Data extracted from a collection
---*---

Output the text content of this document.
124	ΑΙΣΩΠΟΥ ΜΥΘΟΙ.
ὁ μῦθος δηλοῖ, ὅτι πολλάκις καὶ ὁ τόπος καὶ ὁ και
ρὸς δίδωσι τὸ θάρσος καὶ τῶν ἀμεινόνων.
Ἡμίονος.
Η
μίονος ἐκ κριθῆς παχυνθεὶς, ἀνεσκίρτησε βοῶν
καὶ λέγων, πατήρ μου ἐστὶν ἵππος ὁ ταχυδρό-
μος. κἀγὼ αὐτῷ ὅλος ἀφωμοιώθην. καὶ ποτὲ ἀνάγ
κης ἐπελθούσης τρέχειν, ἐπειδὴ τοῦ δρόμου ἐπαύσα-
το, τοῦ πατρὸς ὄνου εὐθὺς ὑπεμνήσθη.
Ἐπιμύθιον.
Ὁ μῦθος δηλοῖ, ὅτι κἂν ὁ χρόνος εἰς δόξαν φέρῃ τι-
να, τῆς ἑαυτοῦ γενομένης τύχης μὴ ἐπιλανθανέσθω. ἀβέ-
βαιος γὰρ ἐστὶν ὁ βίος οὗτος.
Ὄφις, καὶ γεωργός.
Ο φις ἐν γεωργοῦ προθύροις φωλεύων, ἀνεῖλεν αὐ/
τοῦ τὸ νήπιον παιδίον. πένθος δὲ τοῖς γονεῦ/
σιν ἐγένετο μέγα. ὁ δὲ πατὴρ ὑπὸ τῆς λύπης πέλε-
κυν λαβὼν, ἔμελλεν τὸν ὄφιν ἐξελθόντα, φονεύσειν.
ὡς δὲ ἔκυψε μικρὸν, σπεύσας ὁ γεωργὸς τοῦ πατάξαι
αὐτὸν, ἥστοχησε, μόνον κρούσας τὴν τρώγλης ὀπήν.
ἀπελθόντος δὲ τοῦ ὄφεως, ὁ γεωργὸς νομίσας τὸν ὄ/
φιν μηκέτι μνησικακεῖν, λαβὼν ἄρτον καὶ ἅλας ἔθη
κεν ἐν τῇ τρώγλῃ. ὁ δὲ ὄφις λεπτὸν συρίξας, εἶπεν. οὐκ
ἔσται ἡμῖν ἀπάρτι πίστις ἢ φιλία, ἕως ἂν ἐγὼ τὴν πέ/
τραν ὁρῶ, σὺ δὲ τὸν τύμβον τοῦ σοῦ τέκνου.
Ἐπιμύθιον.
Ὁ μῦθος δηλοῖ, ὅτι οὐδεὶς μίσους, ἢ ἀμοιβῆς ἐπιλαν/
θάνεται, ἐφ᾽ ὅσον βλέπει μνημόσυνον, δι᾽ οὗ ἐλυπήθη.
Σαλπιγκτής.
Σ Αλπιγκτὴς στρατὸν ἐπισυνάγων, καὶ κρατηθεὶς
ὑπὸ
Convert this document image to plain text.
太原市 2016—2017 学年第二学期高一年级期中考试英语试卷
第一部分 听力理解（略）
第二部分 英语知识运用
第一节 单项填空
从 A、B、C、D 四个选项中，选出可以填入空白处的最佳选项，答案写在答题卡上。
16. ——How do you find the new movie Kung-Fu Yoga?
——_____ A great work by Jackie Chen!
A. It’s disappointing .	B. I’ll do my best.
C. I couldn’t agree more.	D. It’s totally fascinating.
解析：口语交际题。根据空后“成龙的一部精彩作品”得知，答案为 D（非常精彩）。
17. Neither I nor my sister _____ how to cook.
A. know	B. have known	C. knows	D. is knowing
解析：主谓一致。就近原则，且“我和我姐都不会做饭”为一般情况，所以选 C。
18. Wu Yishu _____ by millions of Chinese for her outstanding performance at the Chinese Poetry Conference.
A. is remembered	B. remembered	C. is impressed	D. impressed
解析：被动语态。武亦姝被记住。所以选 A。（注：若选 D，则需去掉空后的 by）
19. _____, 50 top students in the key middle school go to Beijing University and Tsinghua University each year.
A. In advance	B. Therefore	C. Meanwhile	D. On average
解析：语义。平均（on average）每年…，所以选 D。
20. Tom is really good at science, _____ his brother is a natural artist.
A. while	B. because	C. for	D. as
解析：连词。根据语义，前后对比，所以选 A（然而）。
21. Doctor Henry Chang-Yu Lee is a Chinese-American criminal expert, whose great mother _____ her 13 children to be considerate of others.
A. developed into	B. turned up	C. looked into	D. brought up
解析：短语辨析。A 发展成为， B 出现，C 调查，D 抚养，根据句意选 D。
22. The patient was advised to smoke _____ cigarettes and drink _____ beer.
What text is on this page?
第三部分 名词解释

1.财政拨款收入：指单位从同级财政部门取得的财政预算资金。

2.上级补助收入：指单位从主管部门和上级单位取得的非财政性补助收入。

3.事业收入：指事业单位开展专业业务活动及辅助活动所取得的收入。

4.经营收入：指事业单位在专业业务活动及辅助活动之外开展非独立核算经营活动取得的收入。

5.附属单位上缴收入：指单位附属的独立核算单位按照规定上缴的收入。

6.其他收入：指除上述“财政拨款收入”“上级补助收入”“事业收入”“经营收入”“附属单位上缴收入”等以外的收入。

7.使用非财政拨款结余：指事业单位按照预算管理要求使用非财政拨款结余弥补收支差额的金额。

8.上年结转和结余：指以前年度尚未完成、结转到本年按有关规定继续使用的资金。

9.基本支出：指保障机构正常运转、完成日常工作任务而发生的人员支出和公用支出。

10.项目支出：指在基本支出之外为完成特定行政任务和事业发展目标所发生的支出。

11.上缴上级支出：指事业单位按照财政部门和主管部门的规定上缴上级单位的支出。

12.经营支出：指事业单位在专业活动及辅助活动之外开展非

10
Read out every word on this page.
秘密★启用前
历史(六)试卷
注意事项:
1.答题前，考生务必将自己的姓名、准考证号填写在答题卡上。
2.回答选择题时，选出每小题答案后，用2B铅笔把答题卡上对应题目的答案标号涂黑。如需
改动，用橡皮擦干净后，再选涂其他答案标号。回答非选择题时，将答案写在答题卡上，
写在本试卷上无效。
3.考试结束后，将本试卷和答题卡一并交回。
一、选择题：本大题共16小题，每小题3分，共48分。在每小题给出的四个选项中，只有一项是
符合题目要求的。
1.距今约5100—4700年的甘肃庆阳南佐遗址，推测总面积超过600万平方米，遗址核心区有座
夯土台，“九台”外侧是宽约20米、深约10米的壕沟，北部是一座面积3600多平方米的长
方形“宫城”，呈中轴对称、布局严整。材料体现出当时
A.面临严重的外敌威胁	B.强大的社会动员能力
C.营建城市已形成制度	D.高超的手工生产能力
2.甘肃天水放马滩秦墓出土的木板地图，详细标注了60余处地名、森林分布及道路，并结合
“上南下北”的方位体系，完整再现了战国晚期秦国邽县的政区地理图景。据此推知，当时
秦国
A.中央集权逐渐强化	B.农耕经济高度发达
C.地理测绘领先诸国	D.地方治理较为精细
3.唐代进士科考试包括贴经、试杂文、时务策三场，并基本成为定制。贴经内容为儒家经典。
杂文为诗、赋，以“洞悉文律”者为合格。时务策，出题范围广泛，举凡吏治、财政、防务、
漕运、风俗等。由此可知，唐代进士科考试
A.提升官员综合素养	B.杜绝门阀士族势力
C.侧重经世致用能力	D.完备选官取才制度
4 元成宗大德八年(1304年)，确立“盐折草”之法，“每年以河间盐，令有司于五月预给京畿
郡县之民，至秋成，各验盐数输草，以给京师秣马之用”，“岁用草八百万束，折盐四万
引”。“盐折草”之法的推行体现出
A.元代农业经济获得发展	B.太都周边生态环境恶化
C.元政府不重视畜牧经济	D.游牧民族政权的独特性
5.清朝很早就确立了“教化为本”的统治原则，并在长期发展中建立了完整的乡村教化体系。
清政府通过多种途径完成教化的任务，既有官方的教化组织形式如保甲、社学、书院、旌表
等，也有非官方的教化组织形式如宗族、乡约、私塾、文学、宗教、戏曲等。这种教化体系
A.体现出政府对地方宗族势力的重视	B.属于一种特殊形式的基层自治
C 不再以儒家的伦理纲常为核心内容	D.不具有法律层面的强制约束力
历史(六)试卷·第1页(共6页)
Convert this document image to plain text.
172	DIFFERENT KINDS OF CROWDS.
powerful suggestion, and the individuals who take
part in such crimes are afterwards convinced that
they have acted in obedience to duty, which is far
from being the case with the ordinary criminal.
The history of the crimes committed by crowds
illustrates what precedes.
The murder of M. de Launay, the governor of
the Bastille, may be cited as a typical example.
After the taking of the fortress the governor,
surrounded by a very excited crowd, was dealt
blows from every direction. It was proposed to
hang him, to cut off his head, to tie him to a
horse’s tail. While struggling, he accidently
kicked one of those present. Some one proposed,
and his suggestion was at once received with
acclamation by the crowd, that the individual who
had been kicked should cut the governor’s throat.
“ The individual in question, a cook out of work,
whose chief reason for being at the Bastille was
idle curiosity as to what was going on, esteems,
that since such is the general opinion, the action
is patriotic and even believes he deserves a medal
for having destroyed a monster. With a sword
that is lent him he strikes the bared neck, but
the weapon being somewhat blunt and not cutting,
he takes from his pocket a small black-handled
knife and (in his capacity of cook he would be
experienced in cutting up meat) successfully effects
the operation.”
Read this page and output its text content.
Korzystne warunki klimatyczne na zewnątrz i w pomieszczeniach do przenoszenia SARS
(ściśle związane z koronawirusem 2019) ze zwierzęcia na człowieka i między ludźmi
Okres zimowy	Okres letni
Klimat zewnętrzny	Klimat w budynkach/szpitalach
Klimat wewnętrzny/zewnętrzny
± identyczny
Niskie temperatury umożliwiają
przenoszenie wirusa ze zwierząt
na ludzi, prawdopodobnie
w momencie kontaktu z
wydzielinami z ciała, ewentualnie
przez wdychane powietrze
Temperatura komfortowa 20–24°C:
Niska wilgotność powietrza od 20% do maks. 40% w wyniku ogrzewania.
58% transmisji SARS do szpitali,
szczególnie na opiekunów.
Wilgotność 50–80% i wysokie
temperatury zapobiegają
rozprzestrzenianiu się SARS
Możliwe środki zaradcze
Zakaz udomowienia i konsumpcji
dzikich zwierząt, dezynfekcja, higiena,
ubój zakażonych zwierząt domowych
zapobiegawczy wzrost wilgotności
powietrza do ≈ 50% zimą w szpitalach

---*---

## What you should do
Scan the records above for the string "governor", then report every line that contains it.

## Final result
The murder of M. de Launay, the governor of
After the taking of the fortress the governor,
had been kicked should cut the governor’s throat.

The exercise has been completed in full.